_Aim of the exercise_: Begin at the line below that contains "Read out every word on this page.". Repeat it and all remaining lines of the records exactly.

--- Start Provided records ---

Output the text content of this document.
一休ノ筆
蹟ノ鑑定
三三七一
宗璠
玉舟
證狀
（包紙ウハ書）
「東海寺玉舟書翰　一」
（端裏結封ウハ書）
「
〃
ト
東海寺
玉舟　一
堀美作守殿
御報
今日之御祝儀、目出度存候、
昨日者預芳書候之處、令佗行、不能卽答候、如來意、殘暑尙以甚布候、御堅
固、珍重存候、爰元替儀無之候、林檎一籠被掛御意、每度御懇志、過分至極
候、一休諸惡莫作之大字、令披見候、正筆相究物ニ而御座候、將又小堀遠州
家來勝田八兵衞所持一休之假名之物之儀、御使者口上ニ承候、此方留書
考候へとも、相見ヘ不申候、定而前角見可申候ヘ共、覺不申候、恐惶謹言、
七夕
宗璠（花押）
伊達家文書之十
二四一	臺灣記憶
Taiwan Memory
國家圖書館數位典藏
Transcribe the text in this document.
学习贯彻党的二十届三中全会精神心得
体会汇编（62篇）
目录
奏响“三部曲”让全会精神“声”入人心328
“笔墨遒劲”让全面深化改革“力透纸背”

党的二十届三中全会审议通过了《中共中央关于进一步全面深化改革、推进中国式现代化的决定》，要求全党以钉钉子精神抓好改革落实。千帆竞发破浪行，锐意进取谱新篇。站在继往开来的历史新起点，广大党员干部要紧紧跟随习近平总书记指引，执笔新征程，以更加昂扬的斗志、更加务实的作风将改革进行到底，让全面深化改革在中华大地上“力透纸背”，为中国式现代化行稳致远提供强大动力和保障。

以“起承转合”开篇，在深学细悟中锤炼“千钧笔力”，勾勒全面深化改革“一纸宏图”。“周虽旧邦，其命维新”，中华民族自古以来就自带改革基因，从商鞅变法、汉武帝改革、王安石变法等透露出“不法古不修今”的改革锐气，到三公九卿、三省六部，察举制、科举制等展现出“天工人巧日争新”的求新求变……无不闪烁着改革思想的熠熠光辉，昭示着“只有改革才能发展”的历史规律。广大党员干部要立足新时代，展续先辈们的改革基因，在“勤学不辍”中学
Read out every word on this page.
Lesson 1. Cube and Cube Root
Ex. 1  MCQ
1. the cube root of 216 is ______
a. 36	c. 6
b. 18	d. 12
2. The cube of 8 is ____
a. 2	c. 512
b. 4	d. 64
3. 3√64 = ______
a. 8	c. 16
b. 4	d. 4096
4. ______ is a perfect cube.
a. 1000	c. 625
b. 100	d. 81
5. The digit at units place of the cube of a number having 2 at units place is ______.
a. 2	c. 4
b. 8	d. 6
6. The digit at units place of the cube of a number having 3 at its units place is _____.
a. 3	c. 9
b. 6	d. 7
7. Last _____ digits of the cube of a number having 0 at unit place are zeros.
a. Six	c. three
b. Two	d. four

--- End Provided records ---

_Solution to this problem_:
Read out every word on this page.
Lesson 1. Cube and Cube Root
Ex. 1  MCQ
1. the cube root of 216 is ______
a. 36	c. 6
b. 18	d. 12
2. The cube of 8 is ____
a. 2	c. 512
b. 4	d. 64
3. 3√64 = ______
a. 8	c. 16
b. 4	d. 4096
4. ______ is a perfect cube.
a. 1000	c. 625
b. 100	d. 81
5. The digit at units place of the cube of a number having 2 at units place is ______.
a. 2	c. 4
b. 8	d. 6
6. The digit at units place of the cube of a number having 3 at its units place is _____.
a. 3	c. 9
b. 6	d. 7
7. Last _____ digits of the cube of a number having 0 at unit place are zeros.
a. Six	c. three
b. Two	d. four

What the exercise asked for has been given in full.